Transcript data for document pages
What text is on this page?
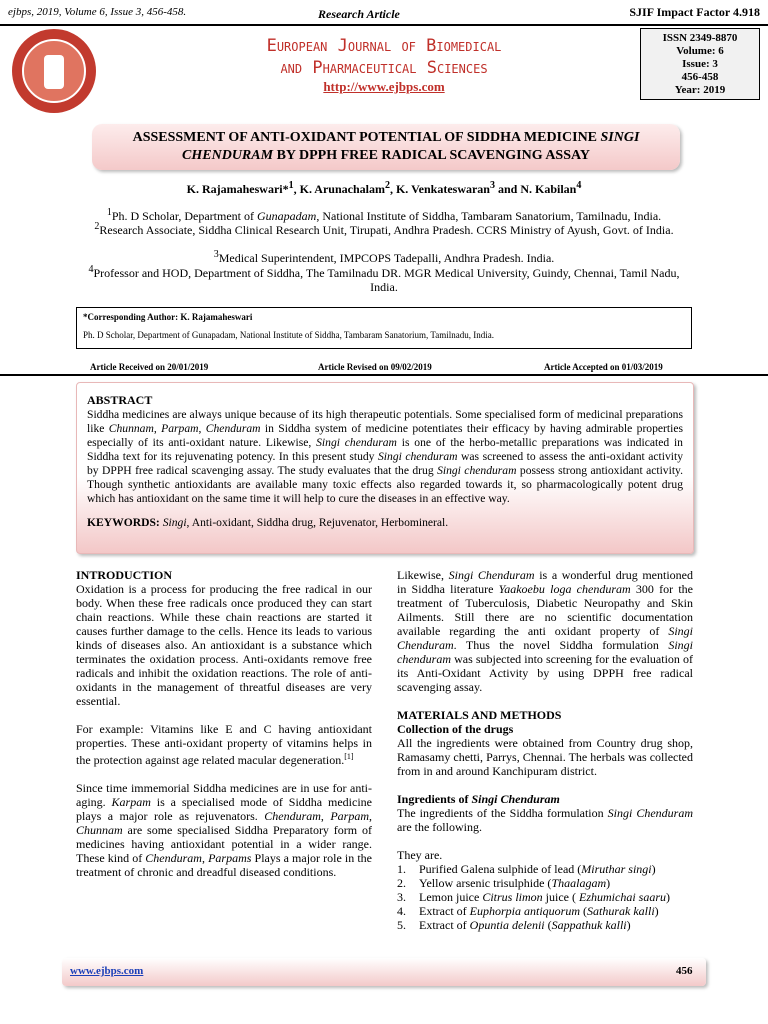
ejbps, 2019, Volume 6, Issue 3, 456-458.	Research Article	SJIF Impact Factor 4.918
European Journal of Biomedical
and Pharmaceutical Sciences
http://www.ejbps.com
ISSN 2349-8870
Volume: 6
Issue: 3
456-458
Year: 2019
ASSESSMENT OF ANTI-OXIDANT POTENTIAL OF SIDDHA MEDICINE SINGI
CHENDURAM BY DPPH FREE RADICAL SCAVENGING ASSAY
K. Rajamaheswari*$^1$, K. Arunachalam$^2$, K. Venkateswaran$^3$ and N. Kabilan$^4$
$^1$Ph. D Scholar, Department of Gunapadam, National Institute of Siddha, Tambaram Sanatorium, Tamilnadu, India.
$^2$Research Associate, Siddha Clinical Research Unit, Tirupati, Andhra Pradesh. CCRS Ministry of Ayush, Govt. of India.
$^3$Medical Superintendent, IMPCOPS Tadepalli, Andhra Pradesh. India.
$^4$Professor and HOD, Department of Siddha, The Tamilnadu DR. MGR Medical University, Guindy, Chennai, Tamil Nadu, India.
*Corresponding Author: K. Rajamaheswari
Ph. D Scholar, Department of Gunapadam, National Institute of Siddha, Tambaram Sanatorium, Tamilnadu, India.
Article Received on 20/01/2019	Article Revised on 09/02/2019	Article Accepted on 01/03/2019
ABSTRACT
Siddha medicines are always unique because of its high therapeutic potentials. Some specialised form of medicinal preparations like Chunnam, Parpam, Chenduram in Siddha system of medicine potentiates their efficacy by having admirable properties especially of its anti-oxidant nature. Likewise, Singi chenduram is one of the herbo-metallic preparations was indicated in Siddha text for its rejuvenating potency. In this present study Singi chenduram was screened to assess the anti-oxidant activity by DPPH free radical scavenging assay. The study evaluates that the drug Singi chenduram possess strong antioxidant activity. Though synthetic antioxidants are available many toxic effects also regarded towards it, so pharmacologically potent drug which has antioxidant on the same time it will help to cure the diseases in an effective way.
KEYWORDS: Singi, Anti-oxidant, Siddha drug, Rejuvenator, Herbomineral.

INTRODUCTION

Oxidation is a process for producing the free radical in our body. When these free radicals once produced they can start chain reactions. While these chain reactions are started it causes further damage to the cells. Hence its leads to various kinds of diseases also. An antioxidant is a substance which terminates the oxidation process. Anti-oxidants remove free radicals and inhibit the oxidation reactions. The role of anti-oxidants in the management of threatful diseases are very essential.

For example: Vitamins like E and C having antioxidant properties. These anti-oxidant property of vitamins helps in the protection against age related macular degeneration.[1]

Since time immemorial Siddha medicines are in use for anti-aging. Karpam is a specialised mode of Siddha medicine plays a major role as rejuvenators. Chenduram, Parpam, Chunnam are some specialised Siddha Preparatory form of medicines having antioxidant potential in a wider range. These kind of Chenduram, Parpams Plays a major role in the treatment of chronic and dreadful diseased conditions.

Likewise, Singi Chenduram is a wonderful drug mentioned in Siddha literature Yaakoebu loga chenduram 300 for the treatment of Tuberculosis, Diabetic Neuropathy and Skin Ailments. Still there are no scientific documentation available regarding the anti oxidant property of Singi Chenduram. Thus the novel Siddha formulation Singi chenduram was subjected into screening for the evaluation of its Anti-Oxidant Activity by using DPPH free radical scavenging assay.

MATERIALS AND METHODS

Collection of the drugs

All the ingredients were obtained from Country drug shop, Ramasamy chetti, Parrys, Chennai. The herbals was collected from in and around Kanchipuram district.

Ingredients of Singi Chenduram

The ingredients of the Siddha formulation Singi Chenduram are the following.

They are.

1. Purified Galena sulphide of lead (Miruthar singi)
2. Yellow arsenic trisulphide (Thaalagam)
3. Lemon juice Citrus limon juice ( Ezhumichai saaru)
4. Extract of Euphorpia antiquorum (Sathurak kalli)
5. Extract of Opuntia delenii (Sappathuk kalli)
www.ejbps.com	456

Task = Scan the entries for lines holding the string "Scholar", then copy every one of them.

Answer to the problem =
$^1$Ph. D Scholar, Department of Gunapadam, National Institute of Siddha, Tambaram Sanatorium, Tamilnadu, India.
Ph. D Scholar, Department of Gunapadam, National Institute of Siddha, Tambaram Sanatorium, Tamilnadu, India.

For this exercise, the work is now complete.